── Supplied information

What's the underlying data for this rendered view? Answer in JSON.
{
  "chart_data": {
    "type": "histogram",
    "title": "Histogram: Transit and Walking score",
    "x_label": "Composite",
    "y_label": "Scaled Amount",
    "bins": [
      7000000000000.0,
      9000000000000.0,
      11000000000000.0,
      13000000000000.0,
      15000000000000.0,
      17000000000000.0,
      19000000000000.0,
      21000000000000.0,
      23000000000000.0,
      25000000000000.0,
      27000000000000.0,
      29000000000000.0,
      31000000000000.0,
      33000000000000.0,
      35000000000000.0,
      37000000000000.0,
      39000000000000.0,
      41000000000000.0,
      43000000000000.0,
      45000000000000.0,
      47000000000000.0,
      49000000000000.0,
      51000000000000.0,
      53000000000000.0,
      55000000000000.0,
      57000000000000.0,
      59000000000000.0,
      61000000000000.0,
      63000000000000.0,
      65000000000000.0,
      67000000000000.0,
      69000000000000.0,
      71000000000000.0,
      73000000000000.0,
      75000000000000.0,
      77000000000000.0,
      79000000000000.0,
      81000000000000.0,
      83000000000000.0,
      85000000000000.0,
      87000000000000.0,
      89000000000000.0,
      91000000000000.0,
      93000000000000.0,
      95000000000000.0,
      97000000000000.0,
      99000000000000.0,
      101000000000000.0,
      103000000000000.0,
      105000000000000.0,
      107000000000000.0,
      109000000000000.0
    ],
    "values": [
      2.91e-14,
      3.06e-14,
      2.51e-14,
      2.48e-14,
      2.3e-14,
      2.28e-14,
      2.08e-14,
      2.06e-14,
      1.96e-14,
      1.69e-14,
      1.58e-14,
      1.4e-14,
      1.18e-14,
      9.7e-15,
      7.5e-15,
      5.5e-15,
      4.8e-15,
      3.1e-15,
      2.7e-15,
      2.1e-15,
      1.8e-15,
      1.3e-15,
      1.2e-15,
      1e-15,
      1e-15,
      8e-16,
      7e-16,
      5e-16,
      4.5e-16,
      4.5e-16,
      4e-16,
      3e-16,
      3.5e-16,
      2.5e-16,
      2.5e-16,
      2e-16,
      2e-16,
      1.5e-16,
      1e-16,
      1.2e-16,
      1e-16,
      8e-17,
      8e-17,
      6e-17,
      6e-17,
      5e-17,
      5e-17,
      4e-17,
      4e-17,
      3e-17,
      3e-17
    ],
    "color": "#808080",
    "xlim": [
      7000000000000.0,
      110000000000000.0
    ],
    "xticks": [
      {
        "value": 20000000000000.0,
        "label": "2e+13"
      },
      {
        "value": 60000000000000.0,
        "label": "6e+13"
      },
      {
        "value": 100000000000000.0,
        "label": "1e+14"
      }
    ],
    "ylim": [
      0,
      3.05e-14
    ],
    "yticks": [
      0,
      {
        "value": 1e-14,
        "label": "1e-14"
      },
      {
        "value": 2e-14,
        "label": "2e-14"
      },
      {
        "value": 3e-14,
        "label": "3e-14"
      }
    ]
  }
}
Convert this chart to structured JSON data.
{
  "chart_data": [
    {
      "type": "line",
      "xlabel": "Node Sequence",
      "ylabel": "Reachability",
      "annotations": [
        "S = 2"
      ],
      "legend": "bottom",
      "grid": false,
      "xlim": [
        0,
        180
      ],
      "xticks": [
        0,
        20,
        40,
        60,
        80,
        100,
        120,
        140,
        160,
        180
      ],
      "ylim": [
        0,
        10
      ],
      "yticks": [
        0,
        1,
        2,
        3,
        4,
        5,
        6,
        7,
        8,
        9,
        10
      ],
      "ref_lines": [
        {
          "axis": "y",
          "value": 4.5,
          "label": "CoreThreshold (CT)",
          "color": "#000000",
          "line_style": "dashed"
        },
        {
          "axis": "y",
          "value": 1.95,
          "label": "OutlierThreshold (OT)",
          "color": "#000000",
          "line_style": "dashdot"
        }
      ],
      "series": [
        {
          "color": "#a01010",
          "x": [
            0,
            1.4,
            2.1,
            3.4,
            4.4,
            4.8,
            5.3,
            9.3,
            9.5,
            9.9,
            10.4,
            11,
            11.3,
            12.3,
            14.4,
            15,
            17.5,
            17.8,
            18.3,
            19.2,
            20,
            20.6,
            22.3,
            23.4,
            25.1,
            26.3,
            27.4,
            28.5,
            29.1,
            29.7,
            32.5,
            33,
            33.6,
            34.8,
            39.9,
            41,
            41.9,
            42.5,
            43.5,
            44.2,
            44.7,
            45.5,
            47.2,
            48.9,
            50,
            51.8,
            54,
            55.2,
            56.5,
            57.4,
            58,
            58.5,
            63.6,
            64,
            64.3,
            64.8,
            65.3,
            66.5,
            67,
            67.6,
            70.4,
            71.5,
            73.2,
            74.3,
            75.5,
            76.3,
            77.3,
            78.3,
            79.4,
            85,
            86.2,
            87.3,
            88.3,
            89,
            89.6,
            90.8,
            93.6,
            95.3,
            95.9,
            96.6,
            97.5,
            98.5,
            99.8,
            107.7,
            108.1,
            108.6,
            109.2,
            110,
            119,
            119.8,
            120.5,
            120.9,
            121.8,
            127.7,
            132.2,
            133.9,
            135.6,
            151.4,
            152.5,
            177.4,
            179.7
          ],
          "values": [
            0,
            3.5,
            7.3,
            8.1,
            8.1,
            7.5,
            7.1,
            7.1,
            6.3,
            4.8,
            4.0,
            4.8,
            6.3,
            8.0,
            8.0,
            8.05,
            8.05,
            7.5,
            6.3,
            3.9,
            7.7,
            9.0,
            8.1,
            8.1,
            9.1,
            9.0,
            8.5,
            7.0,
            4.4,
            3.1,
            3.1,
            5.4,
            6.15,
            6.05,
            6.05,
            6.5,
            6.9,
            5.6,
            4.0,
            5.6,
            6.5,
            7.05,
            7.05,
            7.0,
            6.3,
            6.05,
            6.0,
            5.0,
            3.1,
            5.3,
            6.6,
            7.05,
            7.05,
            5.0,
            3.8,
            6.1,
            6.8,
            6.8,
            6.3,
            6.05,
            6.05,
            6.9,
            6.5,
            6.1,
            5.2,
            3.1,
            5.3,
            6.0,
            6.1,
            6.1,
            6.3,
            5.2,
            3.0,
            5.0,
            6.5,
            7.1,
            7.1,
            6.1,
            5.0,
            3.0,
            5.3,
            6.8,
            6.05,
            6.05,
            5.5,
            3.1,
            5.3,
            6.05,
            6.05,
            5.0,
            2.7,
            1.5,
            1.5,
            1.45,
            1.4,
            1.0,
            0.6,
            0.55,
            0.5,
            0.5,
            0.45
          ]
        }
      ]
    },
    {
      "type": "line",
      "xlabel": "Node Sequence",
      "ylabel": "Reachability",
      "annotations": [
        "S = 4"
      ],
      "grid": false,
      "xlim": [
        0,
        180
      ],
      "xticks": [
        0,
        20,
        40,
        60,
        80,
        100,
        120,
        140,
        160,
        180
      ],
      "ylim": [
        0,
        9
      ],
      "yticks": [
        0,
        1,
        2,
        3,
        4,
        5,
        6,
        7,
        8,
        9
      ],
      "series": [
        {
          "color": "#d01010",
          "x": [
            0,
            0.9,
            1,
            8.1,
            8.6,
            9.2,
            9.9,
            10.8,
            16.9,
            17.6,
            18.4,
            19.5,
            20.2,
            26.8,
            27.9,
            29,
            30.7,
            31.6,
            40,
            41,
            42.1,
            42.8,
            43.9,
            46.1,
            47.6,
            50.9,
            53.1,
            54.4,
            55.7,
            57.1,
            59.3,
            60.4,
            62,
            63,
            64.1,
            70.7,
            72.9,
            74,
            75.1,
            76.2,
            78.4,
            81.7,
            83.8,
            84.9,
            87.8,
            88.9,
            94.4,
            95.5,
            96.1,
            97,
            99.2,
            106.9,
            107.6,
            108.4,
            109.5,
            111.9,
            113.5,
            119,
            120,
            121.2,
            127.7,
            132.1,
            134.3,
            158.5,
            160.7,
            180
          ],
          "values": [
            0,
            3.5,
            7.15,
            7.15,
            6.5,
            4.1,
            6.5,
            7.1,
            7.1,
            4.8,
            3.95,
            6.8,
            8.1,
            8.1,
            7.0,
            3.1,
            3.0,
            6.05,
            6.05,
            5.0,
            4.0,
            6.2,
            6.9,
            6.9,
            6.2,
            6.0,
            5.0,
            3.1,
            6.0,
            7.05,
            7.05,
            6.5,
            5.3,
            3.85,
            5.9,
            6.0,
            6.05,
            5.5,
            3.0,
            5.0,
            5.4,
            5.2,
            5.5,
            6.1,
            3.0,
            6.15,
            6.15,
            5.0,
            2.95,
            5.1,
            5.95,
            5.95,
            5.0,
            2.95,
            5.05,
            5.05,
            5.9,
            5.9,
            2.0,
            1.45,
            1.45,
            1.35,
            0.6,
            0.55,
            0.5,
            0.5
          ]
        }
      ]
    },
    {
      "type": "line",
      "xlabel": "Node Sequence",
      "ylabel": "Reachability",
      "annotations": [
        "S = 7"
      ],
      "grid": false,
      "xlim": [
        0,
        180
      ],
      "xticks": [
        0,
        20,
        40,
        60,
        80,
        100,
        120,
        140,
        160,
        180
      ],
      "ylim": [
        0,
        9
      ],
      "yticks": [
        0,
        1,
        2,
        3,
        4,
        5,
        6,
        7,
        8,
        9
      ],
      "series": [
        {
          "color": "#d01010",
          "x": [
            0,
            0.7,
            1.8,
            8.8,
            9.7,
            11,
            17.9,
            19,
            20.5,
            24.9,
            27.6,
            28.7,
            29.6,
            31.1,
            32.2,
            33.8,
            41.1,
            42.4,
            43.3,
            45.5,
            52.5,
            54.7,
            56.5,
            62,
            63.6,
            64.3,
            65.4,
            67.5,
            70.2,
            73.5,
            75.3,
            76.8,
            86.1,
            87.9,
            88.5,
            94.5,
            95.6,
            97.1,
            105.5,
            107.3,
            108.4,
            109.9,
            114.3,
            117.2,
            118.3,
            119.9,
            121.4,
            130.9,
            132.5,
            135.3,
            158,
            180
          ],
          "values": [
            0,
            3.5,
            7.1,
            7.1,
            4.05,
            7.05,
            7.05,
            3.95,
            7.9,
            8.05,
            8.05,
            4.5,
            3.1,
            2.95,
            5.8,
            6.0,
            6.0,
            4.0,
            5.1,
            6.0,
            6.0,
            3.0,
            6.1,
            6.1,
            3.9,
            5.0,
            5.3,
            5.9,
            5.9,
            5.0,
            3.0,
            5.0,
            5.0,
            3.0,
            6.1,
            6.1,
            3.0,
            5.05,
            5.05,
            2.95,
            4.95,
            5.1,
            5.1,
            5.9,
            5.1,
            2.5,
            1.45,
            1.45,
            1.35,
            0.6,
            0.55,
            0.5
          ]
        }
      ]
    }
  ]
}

────

Say how many lines have the string "this" in them, offering no words beyond the number.

• [Task output]: 2